● What is expected:
Wherever the word "Utrecht" occurs in the listing, copy the whole line.
*-*-*
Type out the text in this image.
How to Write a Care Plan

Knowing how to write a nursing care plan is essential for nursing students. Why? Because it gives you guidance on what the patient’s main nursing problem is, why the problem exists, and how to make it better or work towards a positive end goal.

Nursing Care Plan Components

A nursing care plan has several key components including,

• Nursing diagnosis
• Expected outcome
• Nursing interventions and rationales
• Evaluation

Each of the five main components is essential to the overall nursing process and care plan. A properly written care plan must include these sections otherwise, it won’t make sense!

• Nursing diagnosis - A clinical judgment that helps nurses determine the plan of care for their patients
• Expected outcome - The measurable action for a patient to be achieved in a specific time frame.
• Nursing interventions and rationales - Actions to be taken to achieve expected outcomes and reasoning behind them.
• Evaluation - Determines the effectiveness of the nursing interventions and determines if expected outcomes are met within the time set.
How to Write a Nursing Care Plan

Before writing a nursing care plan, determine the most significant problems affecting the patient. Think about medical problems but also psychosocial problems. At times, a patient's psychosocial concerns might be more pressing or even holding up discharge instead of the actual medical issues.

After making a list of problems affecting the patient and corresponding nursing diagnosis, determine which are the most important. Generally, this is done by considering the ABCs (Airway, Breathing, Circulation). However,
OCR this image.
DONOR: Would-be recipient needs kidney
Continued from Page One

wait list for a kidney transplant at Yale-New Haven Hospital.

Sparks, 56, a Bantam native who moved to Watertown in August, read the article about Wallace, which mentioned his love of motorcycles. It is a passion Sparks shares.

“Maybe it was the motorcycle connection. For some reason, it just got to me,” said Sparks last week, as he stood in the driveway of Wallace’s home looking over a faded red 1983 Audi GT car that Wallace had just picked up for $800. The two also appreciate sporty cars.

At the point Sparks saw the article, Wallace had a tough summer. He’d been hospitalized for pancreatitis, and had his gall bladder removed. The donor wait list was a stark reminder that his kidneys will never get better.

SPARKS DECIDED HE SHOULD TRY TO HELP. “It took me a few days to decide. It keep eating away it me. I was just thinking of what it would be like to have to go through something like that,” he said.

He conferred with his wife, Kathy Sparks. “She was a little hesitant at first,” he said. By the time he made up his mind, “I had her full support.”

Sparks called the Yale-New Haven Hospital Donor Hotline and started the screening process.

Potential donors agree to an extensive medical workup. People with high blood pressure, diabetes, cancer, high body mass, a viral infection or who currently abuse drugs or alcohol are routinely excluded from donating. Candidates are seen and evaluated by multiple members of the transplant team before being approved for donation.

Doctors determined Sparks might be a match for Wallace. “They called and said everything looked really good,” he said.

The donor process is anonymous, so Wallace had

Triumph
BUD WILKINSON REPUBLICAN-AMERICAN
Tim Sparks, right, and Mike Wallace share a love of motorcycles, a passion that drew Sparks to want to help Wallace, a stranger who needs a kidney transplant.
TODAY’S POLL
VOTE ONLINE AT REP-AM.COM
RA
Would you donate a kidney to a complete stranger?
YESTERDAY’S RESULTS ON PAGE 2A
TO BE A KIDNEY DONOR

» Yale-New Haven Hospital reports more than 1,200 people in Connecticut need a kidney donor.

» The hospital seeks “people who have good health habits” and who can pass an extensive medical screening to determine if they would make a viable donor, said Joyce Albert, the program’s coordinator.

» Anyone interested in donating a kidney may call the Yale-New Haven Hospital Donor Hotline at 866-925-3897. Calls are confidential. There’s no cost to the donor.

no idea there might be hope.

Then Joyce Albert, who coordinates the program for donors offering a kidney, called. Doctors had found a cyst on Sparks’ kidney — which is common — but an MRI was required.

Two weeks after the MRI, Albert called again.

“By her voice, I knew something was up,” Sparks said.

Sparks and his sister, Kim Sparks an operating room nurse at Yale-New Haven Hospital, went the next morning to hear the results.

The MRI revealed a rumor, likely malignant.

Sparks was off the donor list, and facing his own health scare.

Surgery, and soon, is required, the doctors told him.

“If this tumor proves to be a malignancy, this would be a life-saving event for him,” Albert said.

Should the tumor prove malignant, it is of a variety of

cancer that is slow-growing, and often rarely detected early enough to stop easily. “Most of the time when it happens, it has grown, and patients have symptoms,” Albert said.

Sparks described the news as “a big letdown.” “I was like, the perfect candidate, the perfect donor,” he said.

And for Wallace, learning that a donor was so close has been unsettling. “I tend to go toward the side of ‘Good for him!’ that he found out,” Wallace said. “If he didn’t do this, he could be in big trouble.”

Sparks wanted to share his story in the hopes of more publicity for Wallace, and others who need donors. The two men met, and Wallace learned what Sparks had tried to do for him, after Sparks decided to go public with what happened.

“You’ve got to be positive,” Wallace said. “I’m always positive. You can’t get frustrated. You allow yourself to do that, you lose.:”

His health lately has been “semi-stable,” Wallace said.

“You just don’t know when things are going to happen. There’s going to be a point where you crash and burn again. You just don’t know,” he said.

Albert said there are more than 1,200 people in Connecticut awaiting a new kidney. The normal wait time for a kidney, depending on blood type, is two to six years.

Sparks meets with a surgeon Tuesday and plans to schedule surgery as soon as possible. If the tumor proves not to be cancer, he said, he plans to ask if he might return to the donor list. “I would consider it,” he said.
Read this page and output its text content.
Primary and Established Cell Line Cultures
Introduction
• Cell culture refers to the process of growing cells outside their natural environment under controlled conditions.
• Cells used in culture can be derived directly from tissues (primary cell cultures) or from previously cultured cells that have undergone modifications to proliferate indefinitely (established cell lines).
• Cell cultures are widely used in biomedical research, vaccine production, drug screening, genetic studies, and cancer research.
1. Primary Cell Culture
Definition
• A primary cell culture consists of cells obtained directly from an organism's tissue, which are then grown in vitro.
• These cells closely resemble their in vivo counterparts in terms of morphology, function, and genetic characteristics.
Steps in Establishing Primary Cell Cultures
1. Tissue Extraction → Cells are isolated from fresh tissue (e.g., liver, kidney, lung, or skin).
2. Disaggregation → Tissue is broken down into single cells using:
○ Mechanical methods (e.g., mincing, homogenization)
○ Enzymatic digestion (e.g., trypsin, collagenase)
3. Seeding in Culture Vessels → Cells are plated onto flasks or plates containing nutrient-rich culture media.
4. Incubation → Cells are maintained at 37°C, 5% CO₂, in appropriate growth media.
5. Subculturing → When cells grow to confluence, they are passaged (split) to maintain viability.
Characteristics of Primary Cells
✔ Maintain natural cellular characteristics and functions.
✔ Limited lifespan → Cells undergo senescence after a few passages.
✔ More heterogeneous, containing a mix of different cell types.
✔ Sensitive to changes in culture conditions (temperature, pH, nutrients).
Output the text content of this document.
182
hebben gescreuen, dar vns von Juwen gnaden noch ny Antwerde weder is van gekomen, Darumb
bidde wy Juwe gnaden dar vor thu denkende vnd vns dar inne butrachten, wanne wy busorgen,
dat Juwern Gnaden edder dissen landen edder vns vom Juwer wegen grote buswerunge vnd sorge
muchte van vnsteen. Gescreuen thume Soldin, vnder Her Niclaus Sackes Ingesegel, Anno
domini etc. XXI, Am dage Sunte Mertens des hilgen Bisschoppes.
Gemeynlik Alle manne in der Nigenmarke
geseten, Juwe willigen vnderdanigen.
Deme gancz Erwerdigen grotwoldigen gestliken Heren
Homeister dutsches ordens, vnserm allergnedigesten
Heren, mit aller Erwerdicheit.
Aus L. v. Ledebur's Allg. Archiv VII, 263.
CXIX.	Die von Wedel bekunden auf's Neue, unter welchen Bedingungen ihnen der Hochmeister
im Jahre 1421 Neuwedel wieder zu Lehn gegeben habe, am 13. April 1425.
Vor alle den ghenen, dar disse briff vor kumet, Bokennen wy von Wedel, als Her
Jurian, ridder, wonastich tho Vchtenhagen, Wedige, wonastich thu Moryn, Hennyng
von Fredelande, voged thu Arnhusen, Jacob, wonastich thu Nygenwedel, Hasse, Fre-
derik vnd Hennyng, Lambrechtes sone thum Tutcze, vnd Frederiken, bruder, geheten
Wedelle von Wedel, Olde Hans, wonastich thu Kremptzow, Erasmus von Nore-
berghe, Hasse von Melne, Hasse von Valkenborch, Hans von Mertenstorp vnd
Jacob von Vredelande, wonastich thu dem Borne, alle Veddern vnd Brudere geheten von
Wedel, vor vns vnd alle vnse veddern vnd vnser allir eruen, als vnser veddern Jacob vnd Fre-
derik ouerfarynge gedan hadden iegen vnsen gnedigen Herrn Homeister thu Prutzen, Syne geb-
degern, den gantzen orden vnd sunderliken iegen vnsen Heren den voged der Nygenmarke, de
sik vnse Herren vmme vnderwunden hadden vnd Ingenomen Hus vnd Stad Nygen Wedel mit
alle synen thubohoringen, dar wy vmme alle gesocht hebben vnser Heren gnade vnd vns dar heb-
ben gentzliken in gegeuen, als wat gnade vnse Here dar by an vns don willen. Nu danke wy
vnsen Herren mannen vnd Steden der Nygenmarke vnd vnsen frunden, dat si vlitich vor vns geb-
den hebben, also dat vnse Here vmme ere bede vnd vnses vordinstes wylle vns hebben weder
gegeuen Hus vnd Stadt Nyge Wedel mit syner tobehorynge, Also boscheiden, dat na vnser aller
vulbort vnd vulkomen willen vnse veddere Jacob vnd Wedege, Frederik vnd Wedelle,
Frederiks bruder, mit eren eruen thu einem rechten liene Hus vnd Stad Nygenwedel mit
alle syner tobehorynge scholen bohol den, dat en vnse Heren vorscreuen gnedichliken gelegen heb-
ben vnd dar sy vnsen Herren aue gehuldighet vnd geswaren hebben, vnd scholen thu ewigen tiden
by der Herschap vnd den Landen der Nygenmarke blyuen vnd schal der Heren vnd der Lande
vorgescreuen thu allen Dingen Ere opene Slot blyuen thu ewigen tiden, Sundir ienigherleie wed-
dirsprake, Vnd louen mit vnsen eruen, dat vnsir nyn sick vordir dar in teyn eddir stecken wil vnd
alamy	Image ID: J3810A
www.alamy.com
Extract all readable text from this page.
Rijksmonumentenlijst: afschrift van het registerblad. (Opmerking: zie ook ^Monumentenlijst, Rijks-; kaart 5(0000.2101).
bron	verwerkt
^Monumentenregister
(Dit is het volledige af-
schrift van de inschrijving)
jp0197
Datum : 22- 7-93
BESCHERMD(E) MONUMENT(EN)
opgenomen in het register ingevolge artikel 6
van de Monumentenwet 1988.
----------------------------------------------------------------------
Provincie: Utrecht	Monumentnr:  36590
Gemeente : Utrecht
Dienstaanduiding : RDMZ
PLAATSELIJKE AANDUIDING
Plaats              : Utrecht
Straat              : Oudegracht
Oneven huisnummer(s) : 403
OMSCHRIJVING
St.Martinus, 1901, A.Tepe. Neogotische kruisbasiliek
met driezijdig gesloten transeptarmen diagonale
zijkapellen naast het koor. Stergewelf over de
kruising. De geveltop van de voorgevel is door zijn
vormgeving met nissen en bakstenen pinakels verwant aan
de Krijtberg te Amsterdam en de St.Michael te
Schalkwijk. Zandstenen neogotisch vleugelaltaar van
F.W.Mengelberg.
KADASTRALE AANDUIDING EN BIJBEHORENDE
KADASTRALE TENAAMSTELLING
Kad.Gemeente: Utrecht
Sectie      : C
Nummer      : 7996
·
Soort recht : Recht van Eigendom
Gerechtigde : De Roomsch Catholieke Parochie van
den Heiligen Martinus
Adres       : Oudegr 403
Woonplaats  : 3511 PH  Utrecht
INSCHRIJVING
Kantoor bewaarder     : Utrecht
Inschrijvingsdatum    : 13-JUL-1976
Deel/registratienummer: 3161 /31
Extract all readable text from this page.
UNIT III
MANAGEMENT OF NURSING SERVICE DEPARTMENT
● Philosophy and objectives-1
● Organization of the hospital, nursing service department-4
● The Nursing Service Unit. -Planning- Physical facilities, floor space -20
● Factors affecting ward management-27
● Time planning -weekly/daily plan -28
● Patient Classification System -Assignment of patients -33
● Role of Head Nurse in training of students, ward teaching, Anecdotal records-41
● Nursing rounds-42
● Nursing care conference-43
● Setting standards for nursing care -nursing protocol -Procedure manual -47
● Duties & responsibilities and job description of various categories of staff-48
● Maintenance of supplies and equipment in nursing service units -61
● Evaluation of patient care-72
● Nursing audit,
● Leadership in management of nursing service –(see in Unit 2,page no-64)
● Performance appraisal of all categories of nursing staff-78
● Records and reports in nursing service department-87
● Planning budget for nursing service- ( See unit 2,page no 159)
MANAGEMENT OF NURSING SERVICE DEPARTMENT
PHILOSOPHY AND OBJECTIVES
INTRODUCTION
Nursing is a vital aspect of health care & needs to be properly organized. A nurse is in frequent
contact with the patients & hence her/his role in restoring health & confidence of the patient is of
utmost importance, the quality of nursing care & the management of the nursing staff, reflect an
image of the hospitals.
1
*-*-*
● Result:
Provincie: Utrecht	Monumentnr:  36590
Gemeente : Utrecht
Plaats              : Utrecht
Kad.Gemeente: Utrecht
Woonplaats  : 3511 PH  Utrecht
Kantoor bewaarder     : Utrecht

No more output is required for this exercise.